• Source records:
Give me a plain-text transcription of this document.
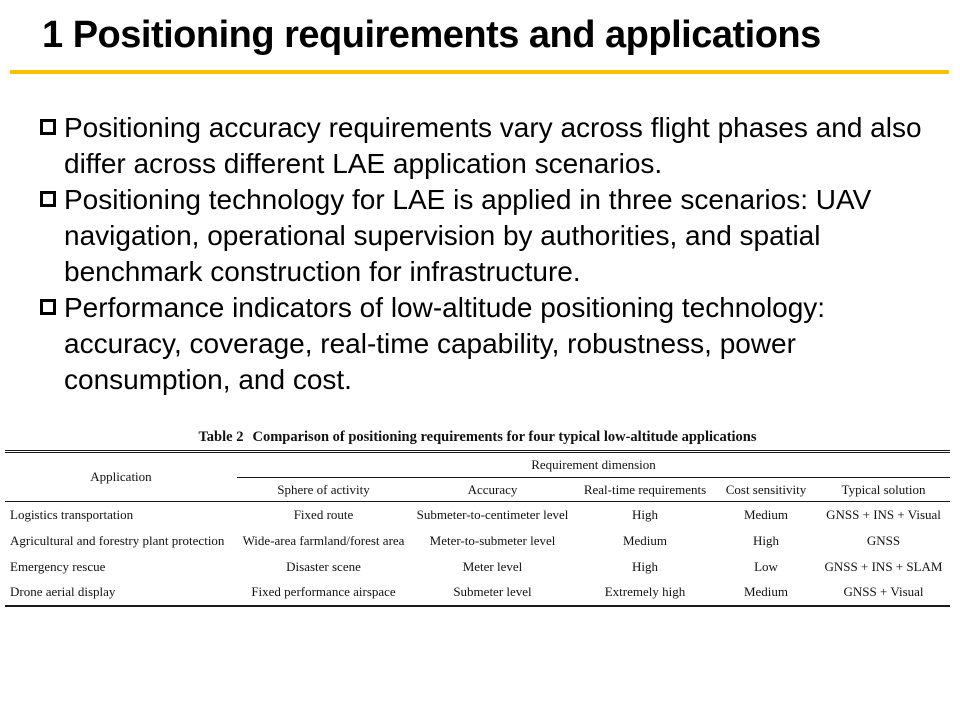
1 Positioning requirements and applications
Positioning accuracy requirements vary across flight phases and also differ across different LAE application scenarios.
Positioning technology for LAE is applied in three scenarios: UAV navigation, operational supervision by authorities, and spatial benchmark construction for infrastructure.
Performance indicators of low-altitude positioning technology: accuracy, coverage, real-time capability, robustness, power consumption, and cost.
Table 2 Comparison of positioning requirements for four typical low-altitude applications
Application	Requirement dimension				
	Sphere of activity	Accuracy	Real-time requirements	Cost sensitivity	Typical solution
Logistics transportation	Fixed route	Submeter-to-centimeter level	High	Medium	GNSS + INS + Visual
Agricultural and forestry plant protection	Wide-area farmland/forest area	Meter-to-submeter level	Medium	High	GNSS
Emergency rescue	Disaster scene	Meter level	High	Low	GNSS + INS + SLAM
Drone aerial display	Fixed performance airspace	Submeter level	Extremely high	Medium	GNSS + Visual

• Set problem:
Any pictures should be dropped; transcribe the rest of the records above exactly.

• Written reply:
Give me a plain-text transcription of this document.
1 Positioning requirements and applications
Positioning accuracy requirements vary across flight phases and also differ across different LAE application scenarios.
Positioning technology for LAE is applied in three scenarios: UAV navigation, operational supervision by authorities, and spatial benchmark construction for infrastructure.
Performance indicators of low-altitude positioning technology: accuracy, coverage, real-time capability, robustness, power consumption, and cost.
Table 2 Comparison of positioning requirements for four typical low-altitude applications
Application	Requirement dimension				
	Sphere of activity	Accuracy	Real-time requirements	Cost sensitivity	Typical solution
Logistics transportation	Fixed route	Submeter-to-centimeter level	High	Medium	GNSS + INS + Visual
Agricultural and forestry plant protection	Wide-area farmland/forest area	Meter-to-submeter level	Medium	High	GNSS
Emergency rescue	Disaster scene	Meter level	High	Low	GNSS + INS + SLAM
Drone aerial display	Fixed performance airspace	Submeter level	Extremely high	Medium	GNSS + Visual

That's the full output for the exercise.